■ Study text
It is impossible to convince someone who has bought into their own delusions that what they see in front of them is, in fact, a delusion. This fact is non-partisan, and applies as much to the Democratic Party as it does to the millions of Trump supporters who voted in favor of a candidate whose policies would cause them harm. If you are surprised by Trump’s victory this year, then you, too, have bought into a delusion—an idea of security either afforded to you by privilege or passivity or both. This is different from being disappointed, or scared, or even angry about it, although sometimes they can all feel the same. 

“A system of supremacy justifies itself through illusion, so that those moments when the illusion can no longer hold always come as a great shock,” Ta-Nehisi Coates writes in his new book, The Message, which grapples with the narratives we tell ourselves in order to maintain our sense of moral righteousness when confronted with an immoral reality. Coates cites the Trump years as proof of this: The illusion of America has been crumbling for years, but accepting this requires facing your complicity in the facade—something not everyone chooses to do, particularly those that benefit from it.

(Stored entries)

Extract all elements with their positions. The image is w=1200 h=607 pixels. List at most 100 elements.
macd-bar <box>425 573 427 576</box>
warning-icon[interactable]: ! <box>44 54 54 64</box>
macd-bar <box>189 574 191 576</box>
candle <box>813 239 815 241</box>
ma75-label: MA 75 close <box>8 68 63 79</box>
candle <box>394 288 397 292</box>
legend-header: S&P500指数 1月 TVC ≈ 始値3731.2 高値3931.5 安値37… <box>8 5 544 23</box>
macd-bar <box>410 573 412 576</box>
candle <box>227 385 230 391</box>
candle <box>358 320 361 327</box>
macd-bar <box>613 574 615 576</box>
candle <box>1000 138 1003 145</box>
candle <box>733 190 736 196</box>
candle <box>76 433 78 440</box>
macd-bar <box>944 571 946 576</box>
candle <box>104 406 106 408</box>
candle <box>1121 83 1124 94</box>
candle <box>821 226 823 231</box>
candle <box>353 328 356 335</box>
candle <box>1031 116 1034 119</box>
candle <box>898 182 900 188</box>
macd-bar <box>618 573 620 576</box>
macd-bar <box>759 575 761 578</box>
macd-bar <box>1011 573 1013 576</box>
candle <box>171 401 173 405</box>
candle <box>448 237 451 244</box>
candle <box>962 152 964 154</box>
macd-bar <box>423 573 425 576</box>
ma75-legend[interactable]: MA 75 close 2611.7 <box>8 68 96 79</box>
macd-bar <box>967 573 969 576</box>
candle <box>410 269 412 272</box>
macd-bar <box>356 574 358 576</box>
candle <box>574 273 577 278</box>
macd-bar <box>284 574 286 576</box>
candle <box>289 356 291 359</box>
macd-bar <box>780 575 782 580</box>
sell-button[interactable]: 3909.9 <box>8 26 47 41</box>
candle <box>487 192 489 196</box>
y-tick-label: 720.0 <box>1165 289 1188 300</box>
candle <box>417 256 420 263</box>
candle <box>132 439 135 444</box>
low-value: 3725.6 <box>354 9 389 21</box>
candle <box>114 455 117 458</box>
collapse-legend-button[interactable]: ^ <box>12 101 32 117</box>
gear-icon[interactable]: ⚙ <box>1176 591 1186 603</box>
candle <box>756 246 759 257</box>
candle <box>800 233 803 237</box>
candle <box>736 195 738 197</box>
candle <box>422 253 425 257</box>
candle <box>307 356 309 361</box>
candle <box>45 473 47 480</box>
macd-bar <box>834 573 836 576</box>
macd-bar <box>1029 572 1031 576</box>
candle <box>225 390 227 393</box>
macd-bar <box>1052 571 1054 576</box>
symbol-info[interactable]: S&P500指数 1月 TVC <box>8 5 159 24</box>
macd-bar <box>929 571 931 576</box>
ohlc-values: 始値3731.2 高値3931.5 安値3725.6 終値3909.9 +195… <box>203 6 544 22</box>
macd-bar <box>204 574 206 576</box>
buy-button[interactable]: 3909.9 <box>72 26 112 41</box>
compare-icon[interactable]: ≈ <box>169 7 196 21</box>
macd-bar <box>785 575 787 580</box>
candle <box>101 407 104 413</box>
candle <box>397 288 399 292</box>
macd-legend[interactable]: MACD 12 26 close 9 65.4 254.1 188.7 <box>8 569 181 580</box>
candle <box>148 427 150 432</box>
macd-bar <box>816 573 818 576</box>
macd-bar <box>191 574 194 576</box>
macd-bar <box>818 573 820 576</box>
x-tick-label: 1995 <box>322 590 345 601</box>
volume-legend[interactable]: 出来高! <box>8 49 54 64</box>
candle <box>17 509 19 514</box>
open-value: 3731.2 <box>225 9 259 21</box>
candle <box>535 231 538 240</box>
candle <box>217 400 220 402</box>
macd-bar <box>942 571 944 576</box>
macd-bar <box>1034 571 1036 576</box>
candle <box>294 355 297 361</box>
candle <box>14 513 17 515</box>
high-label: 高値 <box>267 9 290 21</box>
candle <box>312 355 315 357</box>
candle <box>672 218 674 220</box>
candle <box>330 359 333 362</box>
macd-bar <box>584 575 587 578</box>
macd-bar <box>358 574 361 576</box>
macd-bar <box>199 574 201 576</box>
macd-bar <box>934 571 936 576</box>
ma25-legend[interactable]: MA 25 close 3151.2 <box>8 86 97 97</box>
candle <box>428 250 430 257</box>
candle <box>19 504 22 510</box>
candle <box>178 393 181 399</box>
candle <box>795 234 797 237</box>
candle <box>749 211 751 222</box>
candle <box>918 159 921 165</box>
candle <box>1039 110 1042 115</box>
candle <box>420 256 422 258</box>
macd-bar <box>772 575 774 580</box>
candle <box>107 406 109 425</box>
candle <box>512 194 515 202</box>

■ Problem statement
In the passage on Trump's victory, what is the title of Ta-Nehisi Coates's new book?

■ Response to this exercise
The Message